» **Provided material**

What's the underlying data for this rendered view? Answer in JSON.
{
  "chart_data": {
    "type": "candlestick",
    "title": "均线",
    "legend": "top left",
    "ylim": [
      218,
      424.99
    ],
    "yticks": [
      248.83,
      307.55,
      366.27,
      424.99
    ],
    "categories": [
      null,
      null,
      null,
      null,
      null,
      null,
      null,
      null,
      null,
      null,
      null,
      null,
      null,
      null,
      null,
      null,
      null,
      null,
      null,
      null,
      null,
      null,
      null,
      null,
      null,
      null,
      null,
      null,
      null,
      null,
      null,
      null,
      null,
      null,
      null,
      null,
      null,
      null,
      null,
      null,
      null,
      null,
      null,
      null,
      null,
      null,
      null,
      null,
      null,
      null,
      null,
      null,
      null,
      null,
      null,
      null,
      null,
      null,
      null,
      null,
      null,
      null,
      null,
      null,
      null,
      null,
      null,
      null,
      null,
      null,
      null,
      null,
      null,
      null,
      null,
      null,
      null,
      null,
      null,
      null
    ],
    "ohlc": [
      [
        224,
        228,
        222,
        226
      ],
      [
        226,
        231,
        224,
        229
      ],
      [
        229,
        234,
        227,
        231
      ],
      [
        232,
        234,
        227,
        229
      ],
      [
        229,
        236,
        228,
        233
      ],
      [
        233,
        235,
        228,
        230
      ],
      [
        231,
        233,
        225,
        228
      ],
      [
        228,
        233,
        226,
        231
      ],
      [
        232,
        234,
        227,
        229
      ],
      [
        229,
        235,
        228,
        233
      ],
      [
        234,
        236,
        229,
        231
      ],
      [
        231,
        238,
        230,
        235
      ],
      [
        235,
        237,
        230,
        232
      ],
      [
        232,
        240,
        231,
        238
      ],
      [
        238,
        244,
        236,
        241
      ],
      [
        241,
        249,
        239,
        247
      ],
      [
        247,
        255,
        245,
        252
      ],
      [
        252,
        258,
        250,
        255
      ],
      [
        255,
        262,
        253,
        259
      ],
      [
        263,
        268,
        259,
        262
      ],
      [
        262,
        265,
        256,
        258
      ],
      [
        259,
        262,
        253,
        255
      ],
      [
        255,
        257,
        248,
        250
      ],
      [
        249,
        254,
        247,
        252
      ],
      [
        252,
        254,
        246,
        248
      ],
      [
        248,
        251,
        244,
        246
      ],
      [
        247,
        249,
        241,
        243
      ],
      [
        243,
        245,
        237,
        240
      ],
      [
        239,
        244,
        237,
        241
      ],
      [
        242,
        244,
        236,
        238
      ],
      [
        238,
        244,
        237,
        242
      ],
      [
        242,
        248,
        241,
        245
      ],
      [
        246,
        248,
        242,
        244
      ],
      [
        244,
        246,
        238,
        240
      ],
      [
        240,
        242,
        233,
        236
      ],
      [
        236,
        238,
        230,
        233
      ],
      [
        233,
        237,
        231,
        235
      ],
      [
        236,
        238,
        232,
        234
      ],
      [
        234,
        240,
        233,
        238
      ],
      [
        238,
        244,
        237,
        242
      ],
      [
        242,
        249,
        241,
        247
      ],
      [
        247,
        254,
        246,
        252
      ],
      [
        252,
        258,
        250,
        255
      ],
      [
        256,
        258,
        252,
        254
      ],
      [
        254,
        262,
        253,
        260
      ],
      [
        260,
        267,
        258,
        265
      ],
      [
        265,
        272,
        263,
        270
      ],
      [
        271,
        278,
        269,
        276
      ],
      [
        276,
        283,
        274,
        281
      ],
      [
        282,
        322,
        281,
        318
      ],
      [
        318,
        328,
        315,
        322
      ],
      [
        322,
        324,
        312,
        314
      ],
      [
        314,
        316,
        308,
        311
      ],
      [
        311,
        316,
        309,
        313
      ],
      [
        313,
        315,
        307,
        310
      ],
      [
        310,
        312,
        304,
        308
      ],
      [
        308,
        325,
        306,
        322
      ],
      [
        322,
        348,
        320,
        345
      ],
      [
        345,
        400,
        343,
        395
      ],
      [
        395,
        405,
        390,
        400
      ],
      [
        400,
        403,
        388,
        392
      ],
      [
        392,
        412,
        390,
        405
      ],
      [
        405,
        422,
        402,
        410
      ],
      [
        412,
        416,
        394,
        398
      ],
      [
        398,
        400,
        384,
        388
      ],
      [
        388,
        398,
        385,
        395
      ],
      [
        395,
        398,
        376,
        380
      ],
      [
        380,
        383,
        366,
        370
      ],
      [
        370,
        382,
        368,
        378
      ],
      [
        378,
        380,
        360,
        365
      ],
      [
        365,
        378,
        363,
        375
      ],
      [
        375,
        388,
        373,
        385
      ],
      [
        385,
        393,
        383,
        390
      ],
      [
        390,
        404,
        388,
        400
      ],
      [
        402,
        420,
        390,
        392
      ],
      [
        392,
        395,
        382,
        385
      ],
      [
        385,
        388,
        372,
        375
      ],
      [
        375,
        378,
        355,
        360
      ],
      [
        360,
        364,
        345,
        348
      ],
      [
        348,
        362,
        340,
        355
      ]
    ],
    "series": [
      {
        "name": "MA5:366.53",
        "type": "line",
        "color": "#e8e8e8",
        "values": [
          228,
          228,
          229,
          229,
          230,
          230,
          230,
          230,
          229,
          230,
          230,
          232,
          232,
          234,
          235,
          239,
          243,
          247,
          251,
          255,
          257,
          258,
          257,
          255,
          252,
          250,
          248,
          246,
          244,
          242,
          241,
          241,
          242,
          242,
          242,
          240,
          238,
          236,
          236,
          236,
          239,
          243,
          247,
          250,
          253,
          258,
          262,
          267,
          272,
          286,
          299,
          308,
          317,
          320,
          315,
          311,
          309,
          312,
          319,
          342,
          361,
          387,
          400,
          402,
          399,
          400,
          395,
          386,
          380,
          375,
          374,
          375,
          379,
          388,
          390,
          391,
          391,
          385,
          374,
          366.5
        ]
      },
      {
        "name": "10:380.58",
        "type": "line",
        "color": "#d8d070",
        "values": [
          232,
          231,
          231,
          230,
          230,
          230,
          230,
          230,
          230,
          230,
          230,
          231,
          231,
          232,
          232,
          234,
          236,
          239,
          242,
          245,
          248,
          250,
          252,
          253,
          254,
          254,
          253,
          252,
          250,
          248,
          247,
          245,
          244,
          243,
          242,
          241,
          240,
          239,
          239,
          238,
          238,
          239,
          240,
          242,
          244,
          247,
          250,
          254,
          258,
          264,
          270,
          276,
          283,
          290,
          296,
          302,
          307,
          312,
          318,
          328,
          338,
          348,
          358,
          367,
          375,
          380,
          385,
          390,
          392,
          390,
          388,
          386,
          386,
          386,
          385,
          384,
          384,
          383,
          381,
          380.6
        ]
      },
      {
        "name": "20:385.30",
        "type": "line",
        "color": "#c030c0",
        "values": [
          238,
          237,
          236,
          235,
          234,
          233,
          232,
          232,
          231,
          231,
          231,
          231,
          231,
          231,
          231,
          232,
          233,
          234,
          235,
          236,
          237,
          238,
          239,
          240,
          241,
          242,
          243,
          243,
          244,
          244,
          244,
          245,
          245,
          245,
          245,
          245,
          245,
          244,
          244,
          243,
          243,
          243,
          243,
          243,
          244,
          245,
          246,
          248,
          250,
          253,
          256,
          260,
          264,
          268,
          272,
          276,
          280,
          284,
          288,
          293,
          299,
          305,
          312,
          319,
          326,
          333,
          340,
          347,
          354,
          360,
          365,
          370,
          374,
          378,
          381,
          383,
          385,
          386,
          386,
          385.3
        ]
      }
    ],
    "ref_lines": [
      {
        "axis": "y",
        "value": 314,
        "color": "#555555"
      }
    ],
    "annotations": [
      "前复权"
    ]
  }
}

» **Problem description**
Retype every entry above, word for word.

» **Result of this task**
What's the underlying data for this rendered view? Answer in JSON.
{
  "chart_data": {
    "type": "candlestick",
    "title": "均线",
    "legend": "top left",
    "ylim": [
      218,
      424.99
    ],
    "yticks": [
      248.83,
      307.55,
      366.27,
      424.99
    ],
    "categories": [
      null,
      null,
      null,
      null,
      null,
      null,
      null,
      null,
      null,
      null,
      null,
      null,
      null,
      null,
      null,
      null,
      null,
      null,
      null,
      null,
      null,
      null,
      null,
      null,
      null,
      null,
      null,
      null,
      null,
      null,
      null,
      null,
      null,
      null,
      null,
      null,
      null,
      null,
      null,
      null,
      null,
      null,
      null,
      null,
      null,
      null,
      null,
      null,
      null,
      null,
      null,
      null,
      null,
      null,
      null,
      null,
      null,
      null,
      null,
      null,
      null,
      null,
      null,
      null,
      null,
      null,
      null,
      null,
      null,
      null,
      null,
      null,
      null,
      null,
      null,
      null,
      null,
      null,
      null,
      null
    ],
    "ohlc": [
      [
        224,
        228,
        222,
        226
      ],
      [
        226,
        231,
        224,
        229
      ],
      [
        229,
        234,
        227,
        231
      ],
      [
        232,
        234,
        227,
        229
      ],
      [
        229,
        236,
        228,
        233
      ],
      [
        233,
        235,
        228,
        230
      ],
      [
        231,
        233,
        225,
        228
      ],
      [
        228,
        233,
        226,
        231
      ],
      [
        232,
        234,
        227,
        229
      ],
      [
        229,
        235,
        228,
        233
      ],
      [
        234,
        236,
        229,
        231
      ],
      [
        231,
        238,
        230,
        235
      ],
      [
        235,
        237,
        230,
        232
      ],
      [
        232,
        240,
        231,
        238
      ],
      [
        238,
        244,
        236,
        241
      ],
      [
        241,
        249,
        239,
        247
      ],
      [
        247,
        255,
        245,
        252
      ],
      [
        252,
        258,
        250,
        255
      ],
      [
        255,
        262,
        253,
        259
      ],
      [
        263,
        268,
        259,
        262
      ],
      [
        262,
        265,
        256,
        258
      ],
      [
        259,
        262,
        253,
        255
      ],
      [
        255,
        257,
        248,
        250
      ],
      [
        249,
        254,
        247,
        252
      ],
      [
        252,
        254,
        246,
        248
      ],
      [
        248,
        251,
        244,
        246
      ],
      [
        247,
        249,
        241,
        243
      ],
      [
        243,
        245,
        237,
        240
      ],
      [
        239,
        244,
        237,
        241
      ],
      [
        242,
        244,
        236,
        238
      ],
      [
        238,
        244,
        237,
        242
      ],
      [
        242,
        248,
        241,
        245
      ],
      [
        246,
        248,
        242,
        244
      ],
      [
        244,
        246,
        238,
        240
      ],
      [
        240,
        242,
        233,
        236
      ],
      [
        236,
        238,
        230,
        233
      ],
      [
        233,
        237,
        231,
        235
      ],
      [
        236,
        238,
        232,
        234
      ],
      [
        234,
        240,
        233,
        238
      ],
      [
        238,
        244,
        237,
        242
      ],
      [
        242,
        249,
        241,
        247
      ],
      [
        247,
        254,
        246,
        252
      ],
      [
        252,
        258,
        250,
        255
      ],
      [
        256,
        258,
        252,
        254
      ],
      [
        254,
        262,
        253,
        260
      ],
      [
        260,
        267,
        258,
        265
      ],
      [
        265,
        272,
        263,
        270
      ],
      [
        271,
        278,
        269,
        276
      ],
      [
        276,
        283,
        274,
        281
      ],
      [
        282,
        322,
        281,
        318
      ],
      [
        318,
        328,
        315,
        322
      ],
      [
        322,
        324,
        312,
        314
      ],
      [
        314,
        316,
        308,
        311
      ],
      [
        311,
        316,
        309,
        313
      ],
      [
        313,
        315,
        307,
        310
      ],
      [
        310,
        312,
        304,
        308
      ],
      [
        308,
        325,
        306,
        322
      ],
      [
        322,
        348,
        320,
        345
      ],
      [
        345,
        400,
        343,
        395
      ],
      [
        395,
        405,
        390,
        400
      ],
      [
        400,
        403,
        388,
        392
      ],
      [
        392,
        412,
        390,
        405
      ],
      [
        405,
        422,
        402,
        410
      ],
      [
        412,
        416,
        394,
        398
      ],
      [
        398,
        400,
        384,
        388
      ],
      [
        388,
        398,
        385,
        395
      ],
      [
        395,
        398,
        376,
        380
      ],
      [
        380,
        383,
        366,
        370
      ],
      [
        370,
        382,
        368,
        378
      ],
      [
        378,
        380,
        360,
        365
      ],
      [
        365,
        378,
        363,
        375
      ],
      [
        375,
        388,
        373,
        385
      ],
      [
        385,
        393,
        383,
        390
      ],
      [
        390,
        404,
        388,
        400
      ],
      [
        402,
        420,
        390,
        392
      ],
      [
        392,
        395,
        382,
        385
      ],
      [
        385,
        388,
        372,
        375
      ],
      [
        375,
        378,
        355,
        360
      ],
      [
        360,
        364,
        345,
        348
      ],
      [
        348,
        362,
        340,
        355
      ]
    ],
    "series": [
      {
        "name": "MA5:366.53",
        "type": "line",
        "color": "#e8e8e8",
        "values": [
          228,
          228,
          229,
          229,
          230,
          230,
          230,
          230,
          229,
          230,
          230,
          232,
          232,
          234,
          235,
          239,
          243,
          247,
          251,
          255,
          257,
          258,
          257,
          255,
          252,
          250,
          248,
          246,
          244,
          242,
          241,
          241,
          242,
          242,
          242,
          240,
          238,
          236,
          236,
          236,
          239,
          243,
          247,
          250,
          253,
          258,
          262,
          267,
          272,
          286,
          299,
          308,
          317,
          320,
          315,
          311,
          309,
          312,
          319,
          342,
          361,
          387,
          400,
          402,
          399,
          400,
          395,
          386,
          380,
          375,
          374,
          375,
          379,
          388,
          390,
          391,
          391,
          385,
          374,
          366.5
        ]
      },
      {
        "name": "10:380.58",
        "type": "line",
        "color": "#d8d070",
        "values": [
          232,
          231,
          231,
          230,
          230,
          230,
          230,
          230,
          230,
          230,
          230,
          231,
          231,
          232,
          232,
          234,
          236,
          239,
          242,
          245,
          248,
          250,
          252,
          253,
          254,
          254,
          253,
          252,
          250,
          248,
          247,
          245,
          244,
          243,
          242,
          241,
          240,
          239,
          239,
          238,
          238,
          239,
          240,
          242,
          244,
          247,
          250,
          254,
          258,
          264,
          270,
          276,
          283,
          290,
          296,
          302,
          307,
          312,
          318,
          328,
          338,
          348,
          358,
          367,
          375,
          380,
          385,
          390,
          392,
          390,
          388,
          386,
          386,
          386,
          385,
          384,
          384,
          383,
          381,
          380.6
        ]
      },
      {
        "name": "20:385.30",
        "type": "line",
        "color": "#c030c0",
        "values": [
          238,
          237,
          236,
          235,
          234,
          233,
          232,
          232,
          231,
          231,
          231,
          231,
          231,
          231,
          231,
          232,
          233,
          234,
          235,
          236,
          237,
          238,
          239,
          240,
          241,
          242,
          243,
          243,
          244,
          244,
          244,
          245,
          245,
          245,
          245,
          245,
          245,
          244,
          244,
          243,
          243,
          243,
          243,
          243,
          244,
          245,
          246,
          248,
          250,
          253,
          256,
          260,
          264,
          268,
          272,
          276,
          280,
          284,
          288,
          293,
          299,
          305,
          312,
          319,
          326,
          333,
          340,
          347,
          354,
          360,
          365,
          370,
          374,
          378,
          381,
          383,
          385,
          386,
          386,
          385.3
        ]
      }
    ],
    "ref_lines": [
      {
        "axis": "y",
        "value": 314,
        "color": "#555555"
      }
    ],
    "annotations": [
      "前复权"
    ]
  }
}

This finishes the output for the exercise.